:: EXERCISE AIM ::
Output the data that follows exactly, line for line.

:: RECORDS SHOWN ::
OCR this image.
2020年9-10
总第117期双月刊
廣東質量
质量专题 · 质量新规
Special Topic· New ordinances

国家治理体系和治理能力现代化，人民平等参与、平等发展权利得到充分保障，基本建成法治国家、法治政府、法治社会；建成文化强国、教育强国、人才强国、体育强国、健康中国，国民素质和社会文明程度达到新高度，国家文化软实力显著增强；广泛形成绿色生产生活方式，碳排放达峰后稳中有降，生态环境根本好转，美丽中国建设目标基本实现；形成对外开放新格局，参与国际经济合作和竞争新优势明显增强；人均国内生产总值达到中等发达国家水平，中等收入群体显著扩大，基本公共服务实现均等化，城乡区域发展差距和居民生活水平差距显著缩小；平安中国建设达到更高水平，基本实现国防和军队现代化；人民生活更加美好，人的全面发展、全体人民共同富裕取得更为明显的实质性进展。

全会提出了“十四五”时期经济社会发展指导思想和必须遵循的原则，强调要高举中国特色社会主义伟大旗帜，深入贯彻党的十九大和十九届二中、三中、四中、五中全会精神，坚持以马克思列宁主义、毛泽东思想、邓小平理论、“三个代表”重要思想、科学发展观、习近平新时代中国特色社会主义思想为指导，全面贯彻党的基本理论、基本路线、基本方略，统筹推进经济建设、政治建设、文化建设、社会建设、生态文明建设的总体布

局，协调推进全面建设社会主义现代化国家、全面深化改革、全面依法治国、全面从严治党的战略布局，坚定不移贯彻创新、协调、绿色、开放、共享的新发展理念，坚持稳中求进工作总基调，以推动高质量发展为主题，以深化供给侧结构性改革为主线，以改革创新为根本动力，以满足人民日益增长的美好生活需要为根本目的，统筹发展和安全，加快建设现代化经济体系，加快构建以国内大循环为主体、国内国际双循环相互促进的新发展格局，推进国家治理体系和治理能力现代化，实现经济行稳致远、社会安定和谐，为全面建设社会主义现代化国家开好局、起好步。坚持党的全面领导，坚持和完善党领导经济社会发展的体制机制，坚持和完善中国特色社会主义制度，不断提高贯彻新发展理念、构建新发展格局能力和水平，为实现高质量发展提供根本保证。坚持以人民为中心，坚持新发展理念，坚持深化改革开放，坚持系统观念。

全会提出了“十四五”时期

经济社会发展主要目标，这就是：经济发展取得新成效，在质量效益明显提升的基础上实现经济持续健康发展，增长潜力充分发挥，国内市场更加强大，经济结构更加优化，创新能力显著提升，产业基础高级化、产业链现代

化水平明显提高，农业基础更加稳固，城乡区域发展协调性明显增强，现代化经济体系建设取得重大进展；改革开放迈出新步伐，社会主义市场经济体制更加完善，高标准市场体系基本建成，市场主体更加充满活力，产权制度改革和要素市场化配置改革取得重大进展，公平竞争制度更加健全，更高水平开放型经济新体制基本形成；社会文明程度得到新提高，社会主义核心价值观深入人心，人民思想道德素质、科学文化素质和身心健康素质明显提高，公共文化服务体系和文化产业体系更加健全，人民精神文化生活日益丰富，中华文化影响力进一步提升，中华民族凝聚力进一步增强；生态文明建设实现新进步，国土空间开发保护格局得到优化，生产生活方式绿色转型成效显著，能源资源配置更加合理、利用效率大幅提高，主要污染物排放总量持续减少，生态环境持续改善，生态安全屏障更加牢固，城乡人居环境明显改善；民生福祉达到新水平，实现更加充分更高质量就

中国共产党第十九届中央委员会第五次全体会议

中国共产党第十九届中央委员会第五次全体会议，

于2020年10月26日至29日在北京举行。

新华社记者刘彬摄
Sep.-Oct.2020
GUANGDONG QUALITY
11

:: SOLUTION TO THE PROBLEM ::
OCR this image.
2020年9-10
总第117期双月刊
廣東質量
质量专题 · 质量新规
Special Topic· New ordinances

国家治理体系和治理能力现代化，人民平等参与、平等发展权利得到充分保障，基本建成法治国家、法治政府、法治社会；建成文化强国、教育强国、人才强国、体育强国、健康中国，国民素质和社会文明程度达到新高度，国家文化软实力显著增强；广泛形成绿色生产生活方式，碳排放达峰后稳中有降，生态环境根本好转，美丽中国建设目标基本实现；形成对外开放新格局，参与国际经济合作和竞争新优势明显增强；人均国内生产总值达到中等发达国家水平，中等收入群体显著扩大，基本公共服务实现均等化，城乡区域发展差距和居民生活水平差距显著缩小；平安中国建设达到更高水平，基本实现国防和军队现代化；人民生活更加美好，人的全面发展、全体人民共同富裕取得更为明显的实质性进展。

全会提出了“十四五”时期经济社会发展指导思想和必须遵循的原则，强调要高举中国特色社会主义伟大旗帜，深入贯彻党的十九大和十九届二中、三中、四中、五中全会精神，坚持以马克思列宁主义、毛泽东思想、邓小平理论、“三个代表”重要思想、科学发展观、习近平新时代中国特色社会主义思想为指导，全面贯彻党的基本理论、基本路线、基本方略，统筹推进经济建设、政治建设、文化建设、社会建设、生态文明建设的总体布

局，协调推进全面建设社会主义现代化国家、全面深化改革、全面依法治国、全面从严治党的战略布局，坚定不移贯彻创新、协调、绿色、开放、共享的新发展理念，坚持稳中求进工作总基调，以推动高质量发展为主题，以深化供给侧结构性改革为主线，以改革创新为根本动力，以满足人民日益增长的美好生活需要为根本目的，统筹发展和安全，加快建设现代化经济体系，加快构建以国内大循环为主体、国内国际双循环相互促进的新发展格局，推进国家治理体系和治理能力现代化，实现经济行稳致远、社会安定和谐，为全面建设社会主义现代化国家开好局、起好步。坚持党的全面领导，坚持和完善党领导经济社会发展的体制机制，坚持和完善中国特色社会主义制度，不断提高贯彻新发展理念、构建新发展格局能力和水平，为实现高质量发展提供根本保证。坚持以人民为中心，坚持新发展理念，坚持深化改革开放，坚持系统观念。

全会提出了“十四五”时期

经济社会发展主要目标，这就是：经济发展取得新成效，在质量效益明显提升的基础上实现经济持续健康发展，增长潜力充分发挥，国内市场更加强大，经济结构更加优化，创新能力显著提升，产业基础高级化、产业链现代

化水平明显提高，农业基础更加稳固，城乡区域发展协调性明显增强，现代化经济体系建设取得重大进展；改革开放迈出新步伐，社会主义市场经济体制更加完善，高标准市场体系基本建成，市场主体更加充满活力，产权制度改革和要素市场化配置改革取得重大进展，公平竞争制度更加健全，更高水平开放型经济新体制基本形成；社会文明程度得到新提高，社会主义核心价值观深入人心，人民思想道德素质、科学文化素质和身心健康素质明显提高，公共文化服务体系和文化产业体系更加健全，人民精神文化生活日益丰富，中华文化影响力进一步提升，中华民族凝聚力进一步增强；生态文明建设实现新进步，国土空间开发保护格局得到优化，生产生活方式绿色转型成效显著，能源资源配置更加合理、利用效率大幅提高，主要污染物排放总量持续减少，生态环境持续改善，生态安全屏障更加牢固，城乡人居环境明显改善；民生福祉达到新水平，实现更加充分更高质量就

中国共产党第十九届中央委员会第五次全体会议

中国共产党第十九届中央委员会第五次全体会议，

于2020年10月26日至29日在北京举行。

新华社记者刘彬摄
Sep.-Oct.2020
GUANGDONG QUALITY
11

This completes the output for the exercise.